#### [AIM]
Of all the lines in the material, how many contain the word "области"? State the number alone.
********
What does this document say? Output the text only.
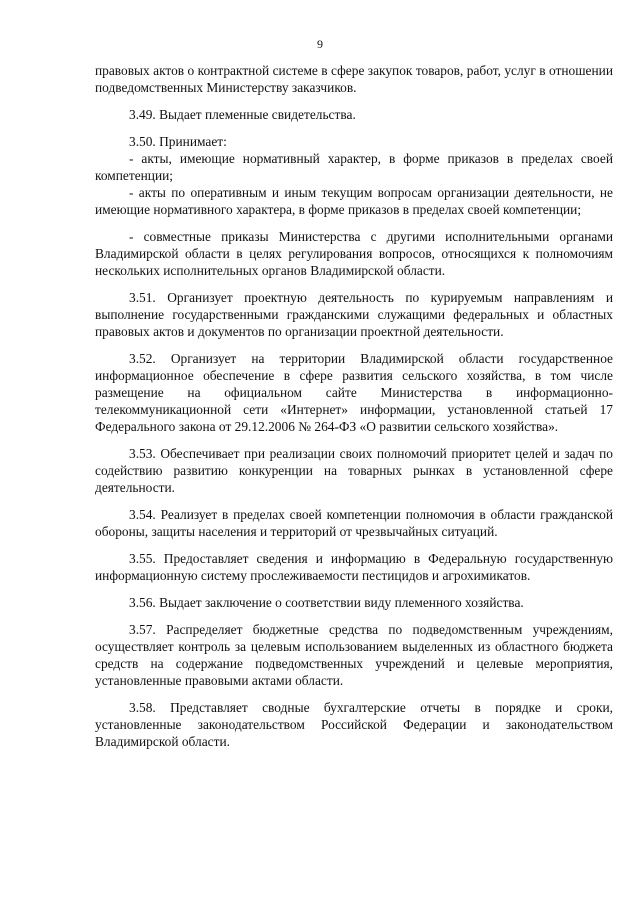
9

правовых актов о контрактной системе в сфере закупок товаров, работ, услуг в отношении подведомственных Министерству заказчиков.

3.49. Выдает племенные свидетельства.

3.50. Принимает:

- акты, имеющие нормативный характер, в форме приказов в пределах своей компетенции;

- акты по оперативным и иным текущим вопросам организации деятельности, не имеющие нормативного характера, в форме приказов в пределах своей компетенции;

- совместные приказы Министерства с другими исполнительными органами Владимирской области в целях регулирования вопросов, относящихся к полномочиям нескольких исполнительных органов Владимирской области.

3.51. Организует проектную деятельность по курируемым направлениям и выполнение государственными гражданскими служащими федеральных и областных правовых актов и документов по организации проектной деятельности.

3.52. Организует на территории Владимирской области государственное информационное обеспечение в сфере развития сельского хозяйства, в том числе размещение на официальном сайте Министерства в информационно-телекоммуникационной сети «Интернет» информации, установленной статьей 17 Федерального закона от 29.12.2006 № 264-ФЗ «О развитии сельского хозяйства».

3.53. Обеспечивает при реализации своих полномочий приоритет целей и задач по содействию развитию конкуренции на товарных рынках в установленной сфере деятельности.

3.54. Реализует в пределах своей компетенции полномочия в области гражданской обороны, защиты населения и территорий от чрезвычайных ситуаций.

3.55. Предоставляет сведения и информацию в Федеральную государственную информационную систему прослеживаемости пестицидов и агрохимикатов.

3.56. Выдает заключение о соответствии виду племенного хозяйства.

3.57. Распределяет бюджетные средства по подведомственным учреждениям, осуществляет контроль за целевым использованием выделенных из областного бюджета средств на содержание подведомственных учреждений и целевые мероприятия, установленные правовыми актами области.

3.58. Представляет сводные бухгалтерские отчеты в порядке и сроки, установленные законодательством Российской Федерации и законодательством Владимирской области.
********
#### [RESPONSE]
5